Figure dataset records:
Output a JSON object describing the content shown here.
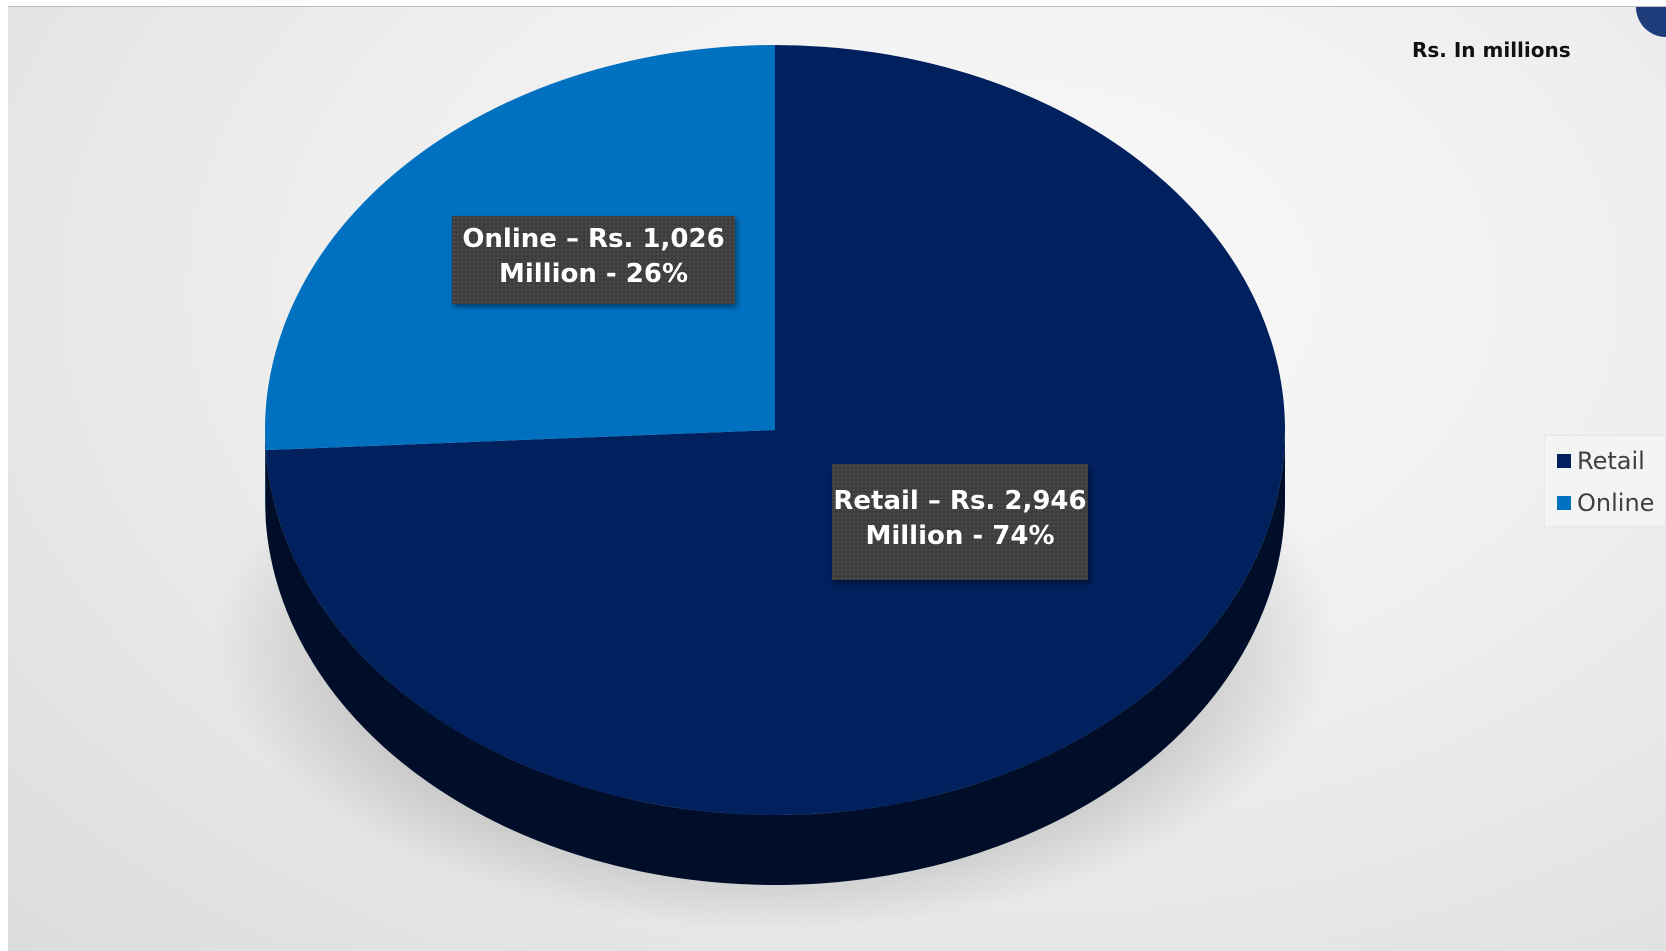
{
  "chart_data": {
    "type": "pie",
    "title": "",
    "units_note": "Rs. In millions",
    "slices": [
      {
        "name": "Retail",
        "value": 2946,
        "percent": 74,
        "color": "#00205e",
        "label_line1": "Retail – Rs.  2,946",
        "label_line2": "Million - 74%"
      },
      {
        "name": "Online",
        "value": 1026,
        "percent": 26,
        "color": "#0070c0",
        "label_line1": "Online – Rs.  1,026",
        "label_line2": "Million - 26%"
      }
    ],
    "legend": {
      "position": "right",
      "items": [
        {
          "label": "Retail",
          "color": "#00205e"
        },
        {
          "label": "Online",
          "color": "#0070c0"
        }
      ]
    },
    "style": "3d-pie"
  }
}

*EXERCISE DESCRIPTION*
Give back the whole listing as it stands, minus its pictures.

*FINISHED TASK*
Output a JSON object describing the content shown here.
{
  "chart_data": {
    "type": "pie",
    "title": "",
    "units_note": "Rs. In millions",
    "slices": [
      {
        "name": "Retail",
        "value": 2946,
        "percent": 74,
        "color": "#00205e",
        "label_line1": "Retail – Rs.  2,946",
        "label_line2": "Million - 74%"
      },
      {
        "name": "Online",
        "value": 1026,
        "percent": 26,
        "color": "#0070c0",
        "label_line1": "Online – Rs.  1,026",
        "label_line2": "Million - 26%"
      }
    ],
    "legend": {
      "position": "right",
      "items": [
        {
          "label": "Retail",
          "color": "#00205e"
        },
        {
          "label": "Online",
          "color": "#0070c0"
        }
      ]
    },
    "style": "3d-pie"
  }
}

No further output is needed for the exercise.